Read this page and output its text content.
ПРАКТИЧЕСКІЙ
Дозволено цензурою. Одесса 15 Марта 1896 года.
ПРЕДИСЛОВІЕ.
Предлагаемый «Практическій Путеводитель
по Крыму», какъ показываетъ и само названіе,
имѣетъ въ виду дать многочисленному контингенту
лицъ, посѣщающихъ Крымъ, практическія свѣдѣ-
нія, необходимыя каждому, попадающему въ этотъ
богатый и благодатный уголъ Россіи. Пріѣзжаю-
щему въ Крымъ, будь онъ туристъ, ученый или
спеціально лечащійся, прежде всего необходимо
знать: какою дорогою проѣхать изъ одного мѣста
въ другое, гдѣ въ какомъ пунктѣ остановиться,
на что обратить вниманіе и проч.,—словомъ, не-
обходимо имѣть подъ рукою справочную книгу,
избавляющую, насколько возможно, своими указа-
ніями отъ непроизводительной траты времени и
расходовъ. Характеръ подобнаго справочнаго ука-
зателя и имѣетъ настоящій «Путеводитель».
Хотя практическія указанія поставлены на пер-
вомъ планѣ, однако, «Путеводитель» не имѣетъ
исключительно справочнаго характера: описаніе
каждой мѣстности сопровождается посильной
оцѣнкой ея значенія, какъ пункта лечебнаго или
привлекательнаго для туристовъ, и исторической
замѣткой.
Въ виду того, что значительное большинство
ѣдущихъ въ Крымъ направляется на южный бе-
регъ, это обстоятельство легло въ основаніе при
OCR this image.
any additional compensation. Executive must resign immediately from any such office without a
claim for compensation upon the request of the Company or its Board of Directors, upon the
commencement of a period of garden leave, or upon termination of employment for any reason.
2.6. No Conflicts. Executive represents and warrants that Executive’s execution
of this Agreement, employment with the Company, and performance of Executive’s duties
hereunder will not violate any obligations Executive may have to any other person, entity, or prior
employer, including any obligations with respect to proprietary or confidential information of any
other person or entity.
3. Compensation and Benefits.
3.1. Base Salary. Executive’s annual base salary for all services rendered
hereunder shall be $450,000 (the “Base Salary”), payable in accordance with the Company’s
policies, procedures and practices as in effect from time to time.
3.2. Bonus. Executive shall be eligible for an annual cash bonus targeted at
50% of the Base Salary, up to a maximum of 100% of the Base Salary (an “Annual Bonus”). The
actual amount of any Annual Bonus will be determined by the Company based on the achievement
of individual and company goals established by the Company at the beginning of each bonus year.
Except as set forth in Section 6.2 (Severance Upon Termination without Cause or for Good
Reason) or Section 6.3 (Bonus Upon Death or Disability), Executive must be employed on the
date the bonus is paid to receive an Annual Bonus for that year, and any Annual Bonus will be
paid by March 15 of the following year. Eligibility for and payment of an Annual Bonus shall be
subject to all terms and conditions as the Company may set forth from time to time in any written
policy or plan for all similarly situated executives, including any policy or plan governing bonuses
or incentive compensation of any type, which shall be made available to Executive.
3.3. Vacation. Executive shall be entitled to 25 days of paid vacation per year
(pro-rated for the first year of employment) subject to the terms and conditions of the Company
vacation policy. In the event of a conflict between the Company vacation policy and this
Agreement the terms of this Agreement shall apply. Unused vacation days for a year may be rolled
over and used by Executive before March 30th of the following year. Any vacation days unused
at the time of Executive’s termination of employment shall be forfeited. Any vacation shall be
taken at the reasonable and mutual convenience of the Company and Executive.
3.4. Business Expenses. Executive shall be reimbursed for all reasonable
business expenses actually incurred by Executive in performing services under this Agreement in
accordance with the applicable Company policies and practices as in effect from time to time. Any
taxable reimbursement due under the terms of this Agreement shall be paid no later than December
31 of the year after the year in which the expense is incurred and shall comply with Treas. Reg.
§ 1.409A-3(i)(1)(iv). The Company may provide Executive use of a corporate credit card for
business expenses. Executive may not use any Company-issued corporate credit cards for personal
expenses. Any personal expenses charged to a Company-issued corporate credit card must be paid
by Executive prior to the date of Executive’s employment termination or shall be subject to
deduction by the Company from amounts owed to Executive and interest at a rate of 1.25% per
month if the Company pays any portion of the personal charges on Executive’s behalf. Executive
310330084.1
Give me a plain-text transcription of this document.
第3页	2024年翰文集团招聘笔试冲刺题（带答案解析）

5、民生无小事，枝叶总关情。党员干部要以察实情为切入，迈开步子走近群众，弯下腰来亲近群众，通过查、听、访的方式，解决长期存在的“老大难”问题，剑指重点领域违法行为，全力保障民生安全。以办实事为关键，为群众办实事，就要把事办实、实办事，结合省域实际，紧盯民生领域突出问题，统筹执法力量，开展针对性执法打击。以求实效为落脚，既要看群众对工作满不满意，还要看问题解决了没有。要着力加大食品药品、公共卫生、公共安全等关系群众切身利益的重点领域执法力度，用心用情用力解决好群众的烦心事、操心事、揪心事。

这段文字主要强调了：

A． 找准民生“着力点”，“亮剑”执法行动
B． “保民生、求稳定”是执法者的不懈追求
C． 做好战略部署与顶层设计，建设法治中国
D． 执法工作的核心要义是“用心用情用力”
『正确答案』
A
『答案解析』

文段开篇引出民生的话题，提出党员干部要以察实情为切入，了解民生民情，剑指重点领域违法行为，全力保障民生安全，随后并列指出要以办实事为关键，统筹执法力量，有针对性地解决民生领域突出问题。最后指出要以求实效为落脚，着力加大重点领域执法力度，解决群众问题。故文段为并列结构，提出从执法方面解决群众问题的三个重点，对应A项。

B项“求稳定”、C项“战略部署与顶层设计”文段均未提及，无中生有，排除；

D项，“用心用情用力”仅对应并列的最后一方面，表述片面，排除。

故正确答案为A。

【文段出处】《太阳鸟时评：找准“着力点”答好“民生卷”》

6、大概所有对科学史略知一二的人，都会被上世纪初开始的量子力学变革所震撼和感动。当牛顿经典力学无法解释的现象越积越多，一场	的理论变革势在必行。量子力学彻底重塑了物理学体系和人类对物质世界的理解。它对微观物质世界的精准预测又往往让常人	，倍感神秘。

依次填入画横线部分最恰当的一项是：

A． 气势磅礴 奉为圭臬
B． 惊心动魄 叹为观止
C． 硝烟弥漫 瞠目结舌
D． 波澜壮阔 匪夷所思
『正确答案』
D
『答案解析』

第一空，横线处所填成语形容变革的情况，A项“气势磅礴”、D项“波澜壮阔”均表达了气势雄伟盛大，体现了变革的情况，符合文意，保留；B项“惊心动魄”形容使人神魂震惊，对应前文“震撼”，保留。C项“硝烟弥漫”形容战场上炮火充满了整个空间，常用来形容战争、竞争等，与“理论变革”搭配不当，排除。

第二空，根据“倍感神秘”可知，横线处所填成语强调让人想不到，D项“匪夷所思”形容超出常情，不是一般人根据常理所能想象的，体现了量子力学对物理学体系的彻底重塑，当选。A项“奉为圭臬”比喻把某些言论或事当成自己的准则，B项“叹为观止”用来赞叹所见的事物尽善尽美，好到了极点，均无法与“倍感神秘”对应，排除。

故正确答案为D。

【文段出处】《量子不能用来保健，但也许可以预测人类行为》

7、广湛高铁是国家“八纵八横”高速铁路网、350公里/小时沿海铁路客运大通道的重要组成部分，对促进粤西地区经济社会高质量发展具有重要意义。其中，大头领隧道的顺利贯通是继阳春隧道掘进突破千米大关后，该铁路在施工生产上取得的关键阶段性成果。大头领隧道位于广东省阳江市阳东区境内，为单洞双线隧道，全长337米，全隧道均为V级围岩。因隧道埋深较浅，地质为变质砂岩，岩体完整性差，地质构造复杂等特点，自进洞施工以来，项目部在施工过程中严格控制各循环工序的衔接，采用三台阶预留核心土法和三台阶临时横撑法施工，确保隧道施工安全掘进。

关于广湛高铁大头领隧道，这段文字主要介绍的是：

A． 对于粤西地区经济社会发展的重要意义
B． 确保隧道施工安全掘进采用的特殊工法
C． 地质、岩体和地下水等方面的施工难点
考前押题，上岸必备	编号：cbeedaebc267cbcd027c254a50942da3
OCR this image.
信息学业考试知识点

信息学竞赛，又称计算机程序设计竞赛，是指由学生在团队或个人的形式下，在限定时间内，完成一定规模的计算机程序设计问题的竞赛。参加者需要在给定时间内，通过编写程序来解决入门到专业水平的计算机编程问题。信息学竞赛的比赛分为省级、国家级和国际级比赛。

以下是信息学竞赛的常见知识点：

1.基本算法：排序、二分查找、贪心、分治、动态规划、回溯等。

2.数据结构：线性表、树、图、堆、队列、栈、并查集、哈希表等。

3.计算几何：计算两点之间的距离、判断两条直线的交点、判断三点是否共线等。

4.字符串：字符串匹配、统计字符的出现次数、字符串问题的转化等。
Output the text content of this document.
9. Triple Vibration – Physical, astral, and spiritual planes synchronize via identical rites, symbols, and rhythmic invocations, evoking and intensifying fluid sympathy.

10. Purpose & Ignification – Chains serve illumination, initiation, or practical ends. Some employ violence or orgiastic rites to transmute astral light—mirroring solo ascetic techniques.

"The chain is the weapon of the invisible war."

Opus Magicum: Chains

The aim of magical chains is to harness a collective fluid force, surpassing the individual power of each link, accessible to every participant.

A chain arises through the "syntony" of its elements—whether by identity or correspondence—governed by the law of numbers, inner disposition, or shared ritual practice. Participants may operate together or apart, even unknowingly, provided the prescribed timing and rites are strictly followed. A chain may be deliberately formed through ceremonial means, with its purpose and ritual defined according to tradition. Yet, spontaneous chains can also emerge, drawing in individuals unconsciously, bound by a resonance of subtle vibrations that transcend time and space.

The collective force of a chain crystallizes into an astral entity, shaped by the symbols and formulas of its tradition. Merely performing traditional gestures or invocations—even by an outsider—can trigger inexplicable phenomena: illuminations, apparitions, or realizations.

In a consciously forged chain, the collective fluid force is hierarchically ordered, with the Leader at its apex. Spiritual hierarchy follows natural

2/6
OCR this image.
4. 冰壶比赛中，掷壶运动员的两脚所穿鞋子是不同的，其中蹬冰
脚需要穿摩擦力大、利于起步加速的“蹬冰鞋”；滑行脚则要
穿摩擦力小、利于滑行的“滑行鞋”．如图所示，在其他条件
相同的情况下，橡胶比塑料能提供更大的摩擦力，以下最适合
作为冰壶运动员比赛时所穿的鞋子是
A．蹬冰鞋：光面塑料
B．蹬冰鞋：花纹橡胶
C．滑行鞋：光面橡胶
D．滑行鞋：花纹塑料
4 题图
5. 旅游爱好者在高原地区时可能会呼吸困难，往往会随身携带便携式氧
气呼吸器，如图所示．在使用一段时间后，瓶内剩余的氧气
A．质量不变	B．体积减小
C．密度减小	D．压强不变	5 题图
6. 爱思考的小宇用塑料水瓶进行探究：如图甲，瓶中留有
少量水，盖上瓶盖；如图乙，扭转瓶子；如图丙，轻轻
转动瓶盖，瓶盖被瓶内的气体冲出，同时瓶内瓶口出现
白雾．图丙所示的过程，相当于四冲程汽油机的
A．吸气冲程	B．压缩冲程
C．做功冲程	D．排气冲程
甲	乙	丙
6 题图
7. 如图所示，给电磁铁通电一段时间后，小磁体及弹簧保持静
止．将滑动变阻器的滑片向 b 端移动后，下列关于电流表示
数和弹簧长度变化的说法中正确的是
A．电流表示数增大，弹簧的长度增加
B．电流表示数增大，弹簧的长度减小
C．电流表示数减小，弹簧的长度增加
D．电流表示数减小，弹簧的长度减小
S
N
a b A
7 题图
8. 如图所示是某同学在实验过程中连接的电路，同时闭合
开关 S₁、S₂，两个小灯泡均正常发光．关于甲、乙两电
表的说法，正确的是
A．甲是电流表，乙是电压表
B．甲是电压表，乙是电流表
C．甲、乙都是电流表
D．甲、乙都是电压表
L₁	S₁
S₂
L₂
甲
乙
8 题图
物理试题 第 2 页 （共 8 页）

Aim:
Using the material above, work out how many lines contain the string "tradition". Give that number alone.

Task result:
2